Exercise directions
Return the data exactly, with all pictures removed.
Start of Given records
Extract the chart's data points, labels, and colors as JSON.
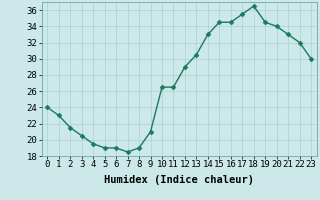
{
  "x": [
    0,
    1,
    2,
    3,
    4,
    5,
    6,
    7,
    8,
    9,
    10,
    11,
    12,
    13,
    14,
    15,
    16,
    17,
    18,
    19,
    20,
    21,
    22,
    23
  ],
  "y": [
    24,
    23,
    21.5,
    20.5,
    19.5,
    19,
    19,
    18.5,
    19,
    21,
    26.5,
    26.5,
    29,
    30.5,
    33,
    34.5,
    34.5,
    35.5,
    36.5,
    34.5,
    34,
    33,
    32,
    30
  ],
  "line_color": "#1a7a5e",
  "marker_color": "#1a7a5e",
  "bg_color": "#cce8e8",
  "grid_color": "#aad0d0",
  "xlabel": "Humidex (Indice chaleur)",
  "ylim": [
    18,
    37
  ],
  "xlim": [
    -0.5,
    23.5
  ],
  "yticks": [
    18,
    20,
    22,
    24,
    26,
    28,
    30,
    32,
    34,
    36
  ],
  "xticks": [
    0,
    1,
    2,
    3,
    4,
    5,
    6,
    7,
    8,
    9,
    10,
    11,
    12,
    13,
    14,
    15,
    16,
    17,
    18,
    19,
    20,
    21,
    22,
    23
  ],
  "tick_fontsize": 6.5,
  "xlabel_fontsize": 7.5,
  "line_width": 1.0,
  "marker_size": 2.5
}
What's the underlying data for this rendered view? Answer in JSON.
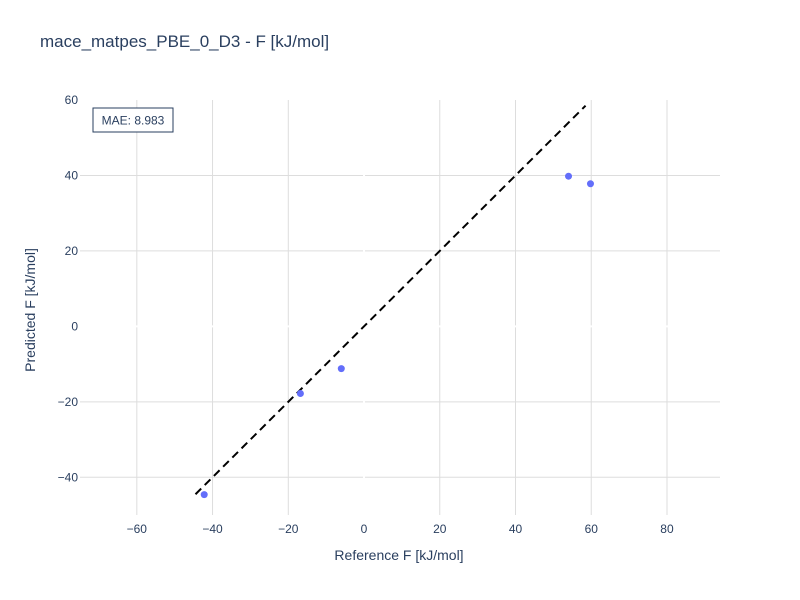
{
  "chart_data": {
    "type": "scatter",
    "title": "mace_matpes_PBE_0_D3 - F [kJ/mol]",
    "xlabel": "Reference F [kJ/mol]",
    "ylabel": "Predicted F [kJ/mol]",
    "xlim": [
      -75,
      94
    ],
    "ylim": [
      -50,
      60
    ],
    "x_ticks": [
      -60,
      -40,
      -20,
      0,
      20,
      40,
      60,
      80
    ],
    "y_ticks": [
      -40,
      -20,
      0,
      20,
      40,
      60
    ],
    "x_tick_labels": [
      "−60",
      "−40",
      "−20",
      "0",
      "20",
      "40",
      "60",
      "80"
    ],
    "y_tick_labels": [
      "−40",
      "−20",
      "0",
      "20",
      "40",
      "60"
    ],
    "grid": true,
    "points": [
      {
        "x": -42.2,
        "y": -44.6
      },
      {
        "x": -16.8,
        "y": -17.8
      },
      {
        "x": -6.0,
        "y": -11.2
      },
      {
        "x": 54.0,
        "y": 39.8
      },
      {
        "x": 59.8,
        "y": 37.8
      }
    ],
    "reference_line": {
      "x": [
        -44.5,
        58.5
      ],
      "y": [
        -44.5,
        58.5
      ],
      "style": "dashed"
    },
    "annotation": "MAE: 8.983",
    "marker_color": "#636efa",
    "line_color": "#000000",
    "grid_color": "#dddddd"
  }
}
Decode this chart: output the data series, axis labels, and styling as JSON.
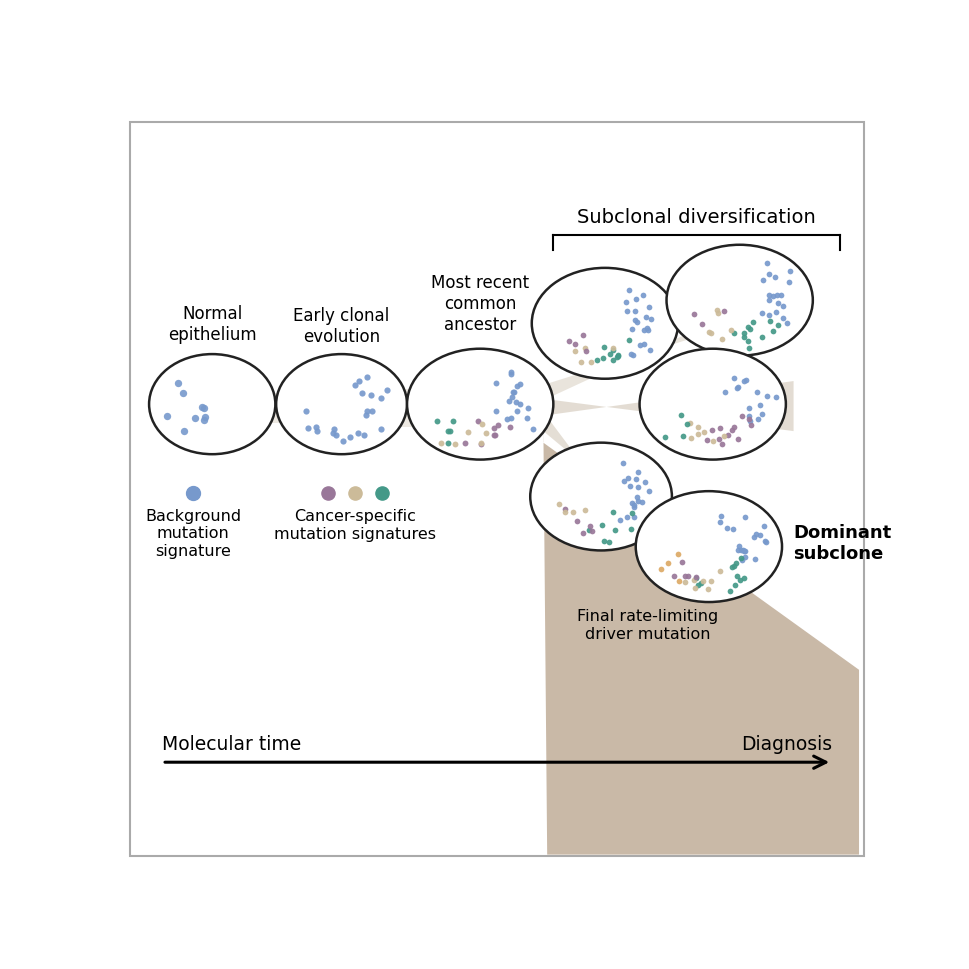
End of Given records
Result below
Extract the chart's data points, labels, and colors as JSON.
{
  "x": [
    0,
    1,
    2,
    3,
    4,
    5,
    6,
    7,
    8,
    9,
    10,
    11,
    12,
    13,
    14,
    15,
    16,
    17,
    18,
    19,
    20,
    21,
    22,
    23
  ],
  "y": [
    24,
    23,
    21.5,
    20.5,
    19.5,
    19,
    19,
    18.5,
    19,
    21,
    26.5,
    26.5,
    29,
    30.5,
    33,
    34.5,
    34.5,
    35.5,
    36.5,
    34.5,
    34,
    33,
    32,
    30
  ],
  "line_color": "#1a7a5e",
  "marker_color": "#1a7a5e",
  "bg_color": "#cce8e8",
  "grid_color": "#aad0d0",
  "xlabel": "Humidex (Indice chaleur)",
  "ylim": [
    18,
    37
  ],
  "xlim": [
    -0.5,
    23.5
  ],
  "yticks": [
    18,
    20,
    22,
    24,
    26,
    28,
    30,
    32,
    34,
    36
  ],
  "xticks": [
    0,
    1,
    2,
    3,
    4,
    5,
    6,
    7,
    8,
    9,
    10,
    11,
    12,
    13,
    14,
    15,
    16,
    17,
    18,
    19,
    20,
    21,
    22,
    23
  ],
  "tick_fontsize": 6.5,
  "xlabel_fontsize": 7.5,
  "line_width": 1.0,
  "marker_size": 2.5
}
What's the underlying data for this rendered view? Answer in JSON.
{
  "chart_data": {
    "type": "scatter",
    "title": "mace_matpes_PBE_0_D3 - F [kJ/mol]",
    "xlabel": "Reference F [kJ/mol]",
    "ylabel": "Predicted F [kJ/mol]",
    "xlim": [
      -75,
      94
    ],
    "ylim": [
      -50,
      60
    ],
    "x_ticks": [
      -60,
      -40,
      -20,
      0,
      20,
      40,
      60,
      80
    ],
    "y_ticks": [
      -40,
      -20,
      0,
      20,
      40,
      60
    ],
    "x_tick_labels": [
      "−60",
      "−40",
      "−20",
      "0",
      "20",
      "40",
      "60",
      "80"
    ],
    "y_tick_labels": [
      "−40",
      "−20",
      "0",
      "20",
      "40",
      "60"
    ],
    "grid": true,
    "points": [
      {
        "x": -42.2,
        "y": -44.6
      },
      {
        "x": -16.8,
        "y": -17.8
      },
      {
        "x": -6.0,
        "y": -11.2
      },
      {
        "x": 54.0,
        "y": 39.8
      },
      {
        "x": 59.8,
        "y": 37.8
      }
    ],
    "reference_line": {
      "x": [
        -44.5,
        58.5
      ],
      "y": [
        -44.5,
        58.5
      ],
      "style": "dashed"
    },
    "annotation": "MAE: 8.983",
    "marker_color": "#636efa",
    "line_color": "#000000",
    "grid_color": "#dddddd"
  }
}
Decode this chart: output the data series, axis labels, and styling as JSON.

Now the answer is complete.